*Your instructions*. Your task is to quote the material that follows, in full and exactly.

*Records for this task*.

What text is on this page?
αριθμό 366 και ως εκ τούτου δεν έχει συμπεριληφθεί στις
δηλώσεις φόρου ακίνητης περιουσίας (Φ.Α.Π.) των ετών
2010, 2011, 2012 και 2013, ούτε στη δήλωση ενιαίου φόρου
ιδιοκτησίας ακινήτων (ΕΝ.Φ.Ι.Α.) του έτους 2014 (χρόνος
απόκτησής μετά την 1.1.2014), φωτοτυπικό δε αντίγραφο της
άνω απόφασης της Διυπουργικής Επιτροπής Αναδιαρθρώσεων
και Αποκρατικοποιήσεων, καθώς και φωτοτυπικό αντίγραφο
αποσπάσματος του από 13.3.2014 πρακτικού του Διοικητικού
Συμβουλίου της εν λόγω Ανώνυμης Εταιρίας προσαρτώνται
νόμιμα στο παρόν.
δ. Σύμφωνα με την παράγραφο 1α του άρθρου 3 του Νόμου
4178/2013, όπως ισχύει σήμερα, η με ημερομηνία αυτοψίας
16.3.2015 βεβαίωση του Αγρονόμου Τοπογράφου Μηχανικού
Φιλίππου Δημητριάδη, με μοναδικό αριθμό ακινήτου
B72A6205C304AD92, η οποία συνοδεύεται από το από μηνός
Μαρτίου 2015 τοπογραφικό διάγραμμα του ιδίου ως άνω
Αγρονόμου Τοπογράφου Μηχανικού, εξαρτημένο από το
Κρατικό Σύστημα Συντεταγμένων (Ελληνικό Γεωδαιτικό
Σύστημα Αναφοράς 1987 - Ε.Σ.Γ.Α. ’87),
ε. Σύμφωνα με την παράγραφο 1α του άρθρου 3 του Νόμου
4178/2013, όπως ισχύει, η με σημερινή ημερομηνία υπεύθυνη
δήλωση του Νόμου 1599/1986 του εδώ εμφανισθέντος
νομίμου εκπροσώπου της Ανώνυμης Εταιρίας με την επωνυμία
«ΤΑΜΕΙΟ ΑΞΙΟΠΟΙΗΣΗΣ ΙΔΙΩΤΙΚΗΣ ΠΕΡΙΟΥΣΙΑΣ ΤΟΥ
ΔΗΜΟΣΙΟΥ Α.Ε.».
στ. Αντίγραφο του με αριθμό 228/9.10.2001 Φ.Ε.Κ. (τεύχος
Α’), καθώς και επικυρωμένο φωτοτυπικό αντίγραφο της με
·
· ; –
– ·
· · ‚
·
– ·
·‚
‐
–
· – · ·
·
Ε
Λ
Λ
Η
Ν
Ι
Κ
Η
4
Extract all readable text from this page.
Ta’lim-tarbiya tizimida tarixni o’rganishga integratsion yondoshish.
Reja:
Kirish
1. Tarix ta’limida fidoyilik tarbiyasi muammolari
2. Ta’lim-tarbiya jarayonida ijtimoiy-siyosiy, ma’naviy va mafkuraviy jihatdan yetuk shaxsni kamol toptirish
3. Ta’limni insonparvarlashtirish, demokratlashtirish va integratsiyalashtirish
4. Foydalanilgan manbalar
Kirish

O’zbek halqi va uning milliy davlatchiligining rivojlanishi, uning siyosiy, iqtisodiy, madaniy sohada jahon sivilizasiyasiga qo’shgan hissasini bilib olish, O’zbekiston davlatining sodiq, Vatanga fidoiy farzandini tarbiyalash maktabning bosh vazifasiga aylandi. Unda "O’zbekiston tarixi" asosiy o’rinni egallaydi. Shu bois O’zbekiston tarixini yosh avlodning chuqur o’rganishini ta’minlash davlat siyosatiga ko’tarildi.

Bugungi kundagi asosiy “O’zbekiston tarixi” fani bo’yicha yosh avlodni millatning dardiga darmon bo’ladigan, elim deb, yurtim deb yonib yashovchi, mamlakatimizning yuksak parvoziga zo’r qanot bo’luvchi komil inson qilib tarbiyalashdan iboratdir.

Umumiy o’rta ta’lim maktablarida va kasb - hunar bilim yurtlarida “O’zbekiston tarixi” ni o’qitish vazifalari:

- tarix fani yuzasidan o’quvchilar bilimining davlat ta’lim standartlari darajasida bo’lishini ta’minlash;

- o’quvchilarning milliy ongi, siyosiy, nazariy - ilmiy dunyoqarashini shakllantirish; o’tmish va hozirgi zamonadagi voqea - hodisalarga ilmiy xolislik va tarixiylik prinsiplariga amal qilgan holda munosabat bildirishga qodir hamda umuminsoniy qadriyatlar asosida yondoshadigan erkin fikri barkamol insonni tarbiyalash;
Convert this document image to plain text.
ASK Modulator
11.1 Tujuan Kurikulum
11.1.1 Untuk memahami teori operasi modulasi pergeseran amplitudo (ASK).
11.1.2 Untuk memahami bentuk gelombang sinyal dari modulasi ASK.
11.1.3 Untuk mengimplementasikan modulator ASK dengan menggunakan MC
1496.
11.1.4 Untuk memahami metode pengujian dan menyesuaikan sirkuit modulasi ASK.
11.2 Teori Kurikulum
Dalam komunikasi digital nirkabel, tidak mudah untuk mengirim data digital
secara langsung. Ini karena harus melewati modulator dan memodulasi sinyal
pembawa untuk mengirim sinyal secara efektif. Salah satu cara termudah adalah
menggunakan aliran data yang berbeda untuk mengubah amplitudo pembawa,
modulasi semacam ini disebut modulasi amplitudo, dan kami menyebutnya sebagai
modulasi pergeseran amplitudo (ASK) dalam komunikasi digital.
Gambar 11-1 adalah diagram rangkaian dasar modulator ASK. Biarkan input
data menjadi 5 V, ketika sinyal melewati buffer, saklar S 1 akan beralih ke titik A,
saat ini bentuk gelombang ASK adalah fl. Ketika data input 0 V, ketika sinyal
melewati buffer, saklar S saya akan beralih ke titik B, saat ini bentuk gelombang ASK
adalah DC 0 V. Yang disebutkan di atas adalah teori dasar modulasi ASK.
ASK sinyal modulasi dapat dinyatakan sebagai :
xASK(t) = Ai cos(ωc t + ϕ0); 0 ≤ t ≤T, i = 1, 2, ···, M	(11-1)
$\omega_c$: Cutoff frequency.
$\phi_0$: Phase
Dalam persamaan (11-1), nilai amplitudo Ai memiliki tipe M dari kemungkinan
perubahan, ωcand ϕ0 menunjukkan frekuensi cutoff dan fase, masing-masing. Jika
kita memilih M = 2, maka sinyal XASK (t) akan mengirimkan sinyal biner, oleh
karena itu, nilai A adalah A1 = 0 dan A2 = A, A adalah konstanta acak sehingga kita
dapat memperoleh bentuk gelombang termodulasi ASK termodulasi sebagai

*Exercise response*.
What text is on this page?
αριθμό 366 και ως εκ τούτου δεν έχει συμπεριληφθεί στις
δηλώσεις φόρου ακίνητης περιουσίας (Φ.Α.Π.) των ετών
2010, 2011, 2012 και 2013, ούτε στη δήλωση ενιαίου φόρου
ιδιοκτησίας ακινήτων (ΕΝ.Φ.Ι.Α.) του έτους 2014 (χρόνος
απόκτησής μετά την 1.1.2014), φωτοτυπικό δε αντίγραφο της
άνω απόφασης της Διυπουργικής Επιτροπής Αναδιαρθρώσεων
και Αποκρατικοποιήσεων, καθώς και φωτοτυπικό αντίγραφο
αποσπάσματος του από 13.3.2014 πρακτικού του Διοικητικού
Συμβουλίου της εν λόγω Ανώνυμης Εταιρίας προσαρτώνται
νόμιμα στο παρόν.
δ. Σύμφωνα με την παράγραφο 1α του άρθρου 3 του Νόμου
4178/2013, όπως ισχύει σήμερα, η με ημερομηνία αυτοψίας
16.3.2015 βεβαίωση του Αγρονόμου Τοπογράφου Μηχανικού
Φιλίππου Δημητριάδη, με μοναδικό αριθμό ακινήτου
B72A6205C304AD92, η οποία συνοδεύεται από το από μηνός
Μαρτίου 2015 τοπογραφικό διάγραμμα του ιδίου ως άνω
Αγρονόμου Τοπογράφου Μηχανικού, εξαρτημένο από το
Κρατικό Σύστημα Συντεταγμένων (Ελληνικό Γεωδαιτικό
Σύστημα Αναφοράς 1987 - Ε.Σ.Γ.Α. ’87),
ε. Σύμφωνα με την παράγραφο 1α του άρθρου 3 του Νόμου
4178/2013, όπως ισχύει, η με σημερινή ημερομηνία υπεύθυνη
δήλωση του Νόμου 1599/1986 του εδώ εμφανισθέντος
νομίμου εκπροσώπου της Ανώνυμης Εταιρίας με την επωνυμία
«ΤΑΜΕΙΟ ΑΞΙΟΠΟΙΗΣΗΣ ΙΔΙΩΤΙΚΗΣ ΠΕΡΙΟΥΣΙΑΣ ΤΟΥ
ΔΗΜΟΣΙΟΥ Α.Ε.».
στ. Αντίγραφο του με αριθμό 228/9.10.2001 Φ.Ε.Κ. (τεύχος
Α’), καθώς και επικυρωμένο φωτοτυπικό αντίγραφο της με
·
· ; –
– ·
· · ‚
·
– ·
·‚
‐
–
· – · ·
·
Ε
Λ
Λ
Η
Ν
Ι
Κ
Η
4
Extract all readable text from this page.
Ta’lim-tarbiya tizimida tarixni o’rganishga integratsion yondoshish.
Reja:
Kirish
1. Tarix ta’limida fidoyilik tarbiyasi muammolari
2. Ta’lim-tarbiya jarayonida ijtimoiy-siyosiy, ma’naviy va mafkuraviy jihatdan yetuk shaxsni kamol toptirish
3. Ta’limni insonparvarlashtirish, demokratlashtirish va integratsiyalashtirish
4. Foydalanilgan manbalar
Kirish

O’zbek halqi va uning milliy davlatchiligining rivojlanishi, uning siyosiy, iqtisodiy, madaniy sohada jahon sivilizasiyasiga qo’shgan hissasini bilib olish, O’zbekiston davlatining sodiq, Vatanga fidoiy farzandini tarbiyalash maktabning bosh vazifasiga aylandi. Unda "O’zbekiston tarixi" asosiy o’rinni egallaydi. Shu bois O’zbekiston tarixini yosh avlodning chuqur o’rganishini ta’minlash davlat siyosatiga ko’tarildi.

Bugungi kundagi asosiy “O’zbekiston tarixi” fani bo’yicha yosh avlodni millatning dardiga darmon bo’ladigan, elim deb, yurtim deb yonib yashovchi, mamlakatimizning yuksak parvoziga zo’r qanot bo’luvchi komil inson qilib tarbiyalashdan iboratdir.

Umumiy o’rta ta’lim maktablarida va kasb - hunar bilim yurtlarida “O’zbekiston tarixi” ni o’qitish vazifalari:

- tarix fani yuzasidan o’quvchilar bilimining davlat ta’lim standartlari darajasida bo’lishini ta’minlash;

- o’quvchilarning milliy ongi, siyosiy, nazariy - ilmiy dunyoqarashini shakllantirish; o’tmish va hozirgi zamonadagi voqea - hodisalarga ilmiy xolislik va tarixiylik prinsiplariga amal qilgan holda munosabat bildirishga qodir hamda umuminsoniy qadriyatlar asosida yondoshadigan erkin fikri barkamol insonni tarbiyalash;
Convert this document image to plain text.
ASK Modulator
11.1 Tujuan Kurikulum
11.1.1 Untuk memahami teori operasi modulasi pergeseran amplitudo (ASK).
11.1.2 Untuk memahami bentuk gelombang sinyal dari modulasi ASK.
11.1.3 Untuk mengimplementasikan modulator ASK dengan menggunakan MC
1496.
11.1.4 Untuk memahami metode pengujian dan menyesuaikan sirkuit modulasi ASK.
11.2 Teori Kurikulum
Dalam komunikasi digital nirkabel, tidak mudah untuk mengirim data digital
secara langsung. Ini karena harus melewati modulator dan memodulasi sinyal
pembawa untuk mengirim sinyal secara efektif. Salah satu cara termudah adalah
menggunakan aliran data yang berbeda untuk mengubah amplitudo pembawa,
modulasi semacam ini disebut modulasi amplitudo, dan kami menyebutnya sebagai
modulasi pergeseran amplitudo (ASK) dalam komunikasi digital.
Gambar 11-1 adalah diagram rangkaian dasar modulator ASK. Biarkan input
data menjadi 5 V, ketika sinyal melewati buffer, saklar S 1 akan beralih ke titik A,
saat ini bentuk gelombang ASK adalah fl. Ketika data input 0 V, ketika sinyal
melewati buffer, saklar S saya akan beralih ke titik B, saat ini bentuk gelombang ASK
adalah DC 0 V. Yang disebutkan di atas adalah teori dasar modulasi ASK.
ASK sinyal modulasi dapat dinyatakan sebagai :
xASK(t) = Ai cos(ωc t + ϕ0); 0 ≤ t ≤T, i = 1, 2, ···, M	(11-1)
$\omega_c$: Cutoff frequency.
$\phi_0$: Phase
Dalam persamaan (11-1), nilai amplitudo Ai memiliki tipe M dari kemungkinan
perubahan, ωcand ϕ0 menunjukkan frekuensi cutoff dan fase, masing-masing. Jika
kita memilih M = 2, maka sinyal XASK (t) akan mengirimkan sinyal biner, oleh
karena itu, nilai A adalah A1 = 0 dan A2 = A, A adalah konstanta acak sehingga kita
dapat memperoleh bentuk gelombang termodulasi ASK termodulasi sebagai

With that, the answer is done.